WHAT IS REQUIRED:
Indicate only the number of lines in the listing below in which the word "follow" appears.
● ● ●
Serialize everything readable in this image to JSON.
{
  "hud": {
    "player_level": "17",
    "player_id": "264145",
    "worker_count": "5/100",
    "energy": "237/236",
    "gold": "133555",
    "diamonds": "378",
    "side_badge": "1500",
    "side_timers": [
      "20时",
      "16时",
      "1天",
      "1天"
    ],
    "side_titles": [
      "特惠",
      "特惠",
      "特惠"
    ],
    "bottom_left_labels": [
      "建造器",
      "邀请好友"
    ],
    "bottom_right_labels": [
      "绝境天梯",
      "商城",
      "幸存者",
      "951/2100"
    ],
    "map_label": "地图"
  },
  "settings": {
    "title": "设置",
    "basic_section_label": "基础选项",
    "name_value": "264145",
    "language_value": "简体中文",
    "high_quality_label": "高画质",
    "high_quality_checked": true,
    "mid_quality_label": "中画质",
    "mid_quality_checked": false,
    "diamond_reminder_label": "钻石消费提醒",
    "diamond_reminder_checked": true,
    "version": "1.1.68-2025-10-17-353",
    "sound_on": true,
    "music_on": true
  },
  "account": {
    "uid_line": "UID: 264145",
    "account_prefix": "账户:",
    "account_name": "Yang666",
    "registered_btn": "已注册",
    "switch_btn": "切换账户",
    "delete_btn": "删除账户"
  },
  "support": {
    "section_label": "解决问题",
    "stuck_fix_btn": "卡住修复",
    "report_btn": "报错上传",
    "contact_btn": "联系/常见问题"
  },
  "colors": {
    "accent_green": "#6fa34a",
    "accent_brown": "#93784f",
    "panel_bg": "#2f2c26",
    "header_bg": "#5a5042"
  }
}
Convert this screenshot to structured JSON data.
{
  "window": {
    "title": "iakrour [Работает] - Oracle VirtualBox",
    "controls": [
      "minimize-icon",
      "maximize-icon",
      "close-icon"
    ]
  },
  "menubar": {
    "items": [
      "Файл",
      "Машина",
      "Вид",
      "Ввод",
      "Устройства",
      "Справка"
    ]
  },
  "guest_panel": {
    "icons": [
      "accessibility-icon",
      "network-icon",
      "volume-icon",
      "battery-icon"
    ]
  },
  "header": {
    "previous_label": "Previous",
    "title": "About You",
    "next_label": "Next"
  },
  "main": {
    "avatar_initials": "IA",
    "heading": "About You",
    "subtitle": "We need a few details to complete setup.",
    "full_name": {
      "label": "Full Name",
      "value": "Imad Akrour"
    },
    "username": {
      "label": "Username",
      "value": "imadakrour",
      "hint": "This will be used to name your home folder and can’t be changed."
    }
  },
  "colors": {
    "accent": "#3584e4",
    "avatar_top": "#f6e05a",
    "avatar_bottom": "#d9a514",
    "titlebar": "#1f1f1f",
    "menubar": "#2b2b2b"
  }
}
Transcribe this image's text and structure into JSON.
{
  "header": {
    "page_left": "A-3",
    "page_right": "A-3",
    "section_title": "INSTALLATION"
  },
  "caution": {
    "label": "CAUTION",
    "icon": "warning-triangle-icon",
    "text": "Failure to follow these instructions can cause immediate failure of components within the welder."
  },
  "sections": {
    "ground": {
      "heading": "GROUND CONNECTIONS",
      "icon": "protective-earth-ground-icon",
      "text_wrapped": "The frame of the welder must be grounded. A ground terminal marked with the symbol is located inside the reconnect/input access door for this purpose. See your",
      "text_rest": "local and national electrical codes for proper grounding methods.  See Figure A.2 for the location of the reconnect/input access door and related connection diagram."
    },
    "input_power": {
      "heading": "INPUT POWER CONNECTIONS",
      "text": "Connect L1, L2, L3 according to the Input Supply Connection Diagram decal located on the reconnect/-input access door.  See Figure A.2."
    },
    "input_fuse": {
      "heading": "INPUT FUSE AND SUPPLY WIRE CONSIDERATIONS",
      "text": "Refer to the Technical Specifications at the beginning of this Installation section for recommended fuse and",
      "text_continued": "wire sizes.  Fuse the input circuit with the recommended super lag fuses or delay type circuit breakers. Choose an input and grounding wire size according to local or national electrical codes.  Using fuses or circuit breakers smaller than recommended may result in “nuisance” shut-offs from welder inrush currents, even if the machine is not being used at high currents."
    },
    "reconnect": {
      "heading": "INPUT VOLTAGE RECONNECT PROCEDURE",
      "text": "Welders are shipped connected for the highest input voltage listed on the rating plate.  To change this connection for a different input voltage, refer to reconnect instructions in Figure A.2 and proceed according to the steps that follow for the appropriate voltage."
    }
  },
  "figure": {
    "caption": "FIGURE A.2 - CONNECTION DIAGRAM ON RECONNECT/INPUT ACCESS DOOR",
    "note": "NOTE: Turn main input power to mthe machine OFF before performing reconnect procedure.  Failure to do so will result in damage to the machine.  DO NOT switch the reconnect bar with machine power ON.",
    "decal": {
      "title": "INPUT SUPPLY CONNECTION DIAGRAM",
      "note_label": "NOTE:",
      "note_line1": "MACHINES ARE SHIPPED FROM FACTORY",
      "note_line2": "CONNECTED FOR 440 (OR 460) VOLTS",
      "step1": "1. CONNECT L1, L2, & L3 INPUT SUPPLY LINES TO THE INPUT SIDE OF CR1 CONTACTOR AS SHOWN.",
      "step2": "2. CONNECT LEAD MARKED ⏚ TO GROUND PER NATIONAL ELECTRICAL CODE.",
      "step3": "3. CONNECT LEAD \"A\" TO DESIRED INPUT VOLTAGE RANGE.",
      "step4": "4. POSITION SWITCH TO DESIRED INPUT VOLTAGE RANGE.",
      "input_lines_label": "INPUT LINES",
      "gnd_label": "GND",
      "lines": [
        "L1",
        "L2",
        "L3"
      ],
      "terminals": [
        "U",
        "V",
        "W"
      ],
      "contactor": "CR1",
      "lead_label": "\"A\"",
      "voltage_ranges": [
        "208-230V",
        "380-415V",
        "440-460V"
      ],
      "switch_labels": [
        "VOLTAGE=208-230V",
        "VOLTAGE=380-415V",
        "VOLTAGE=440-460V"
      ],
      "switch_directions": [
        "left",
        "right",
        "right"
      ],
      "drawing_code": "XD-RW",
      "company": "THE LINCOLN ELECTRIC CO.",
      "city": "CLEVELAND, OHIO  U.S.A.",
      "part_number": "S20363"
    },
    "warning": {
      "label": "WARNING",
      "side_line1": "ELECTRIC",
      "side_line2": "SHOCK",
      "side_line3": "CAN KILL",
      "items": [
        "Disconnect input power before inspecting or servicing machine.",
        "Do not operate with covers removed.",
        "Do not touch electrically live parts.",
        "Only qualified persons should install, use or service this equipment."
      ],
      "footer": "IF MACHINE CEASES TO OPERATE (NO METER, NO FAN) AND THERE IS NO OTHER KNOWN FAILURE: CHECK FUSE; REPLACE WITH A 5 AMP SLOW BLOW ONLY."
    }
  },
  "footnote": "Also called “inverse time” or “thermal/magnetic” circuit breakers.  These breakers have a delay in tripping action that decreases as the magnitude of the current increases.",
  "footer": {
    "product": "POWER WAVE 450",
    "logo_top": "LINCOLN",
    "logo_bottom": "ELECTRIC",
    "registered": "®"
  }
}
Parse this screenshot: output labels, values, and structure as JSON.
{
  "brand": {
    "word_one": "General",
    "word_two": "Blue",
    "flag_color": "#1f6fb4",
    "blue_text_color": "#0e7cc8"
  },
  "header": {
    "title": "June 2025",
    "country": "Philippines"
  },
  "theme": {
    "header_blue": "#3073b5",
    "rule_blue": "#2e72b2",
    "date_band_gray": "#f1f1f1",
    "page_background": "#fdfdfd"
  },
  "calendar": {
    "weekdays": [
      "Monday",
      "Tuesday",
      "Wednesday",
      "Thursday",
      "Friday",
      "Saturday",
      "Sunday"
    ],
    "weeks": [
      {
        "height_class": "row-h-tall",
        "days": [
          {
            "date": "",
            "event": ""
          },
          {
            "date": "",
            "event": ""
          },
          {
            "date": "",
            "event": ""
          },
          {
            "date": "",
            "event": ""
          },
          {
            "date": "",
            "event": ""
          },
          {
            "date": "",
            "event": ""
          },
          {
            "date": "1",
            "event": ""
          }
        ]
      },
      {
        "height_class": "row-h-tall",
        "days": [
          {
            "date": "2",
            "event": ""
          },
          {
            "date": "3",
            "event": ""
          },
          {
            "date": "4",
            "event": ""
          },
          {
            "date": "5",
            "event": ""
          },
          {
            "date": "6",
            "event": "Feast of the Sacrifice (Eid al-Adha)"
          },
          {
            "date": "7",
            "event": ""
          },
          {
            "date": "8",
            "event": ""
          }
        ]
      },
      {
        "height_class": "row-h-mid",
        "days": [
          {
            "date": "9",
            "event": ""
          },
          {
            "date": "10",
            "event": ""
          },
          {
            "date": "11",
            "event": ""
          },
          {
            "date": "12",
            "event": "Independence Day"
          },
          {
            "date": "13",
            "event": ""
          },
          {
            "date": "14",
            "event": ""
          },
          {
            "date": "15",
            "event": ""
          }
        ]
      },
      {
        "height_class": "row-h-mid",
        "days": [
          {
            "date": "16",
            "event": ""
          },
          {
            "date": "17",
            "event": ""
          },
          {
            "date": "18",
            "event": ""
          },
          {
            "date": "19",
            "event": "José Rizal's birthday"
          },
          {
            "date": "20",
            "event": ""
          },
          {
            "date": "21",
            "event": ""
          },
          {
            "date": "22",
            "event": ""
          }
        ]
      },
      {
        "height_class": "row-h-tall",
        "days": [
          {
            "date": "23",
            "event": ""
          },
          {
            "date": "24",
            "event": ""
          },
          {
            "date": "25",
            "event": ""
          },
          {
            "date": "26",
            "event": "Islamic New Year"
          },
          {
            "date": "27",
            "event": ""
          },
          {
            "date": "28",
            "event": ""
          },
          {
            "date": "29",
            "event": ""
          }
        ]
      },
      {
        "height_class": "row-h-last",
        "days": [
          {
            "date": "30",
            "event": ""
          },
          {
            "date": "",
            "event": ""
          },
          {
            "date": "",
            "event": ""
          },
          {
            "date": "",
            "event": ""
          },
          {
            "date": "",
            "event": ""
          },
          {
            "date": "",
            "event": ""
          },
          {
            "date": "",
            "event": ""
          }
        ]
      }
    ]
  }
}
● ● ●
RESULT BELOW:
2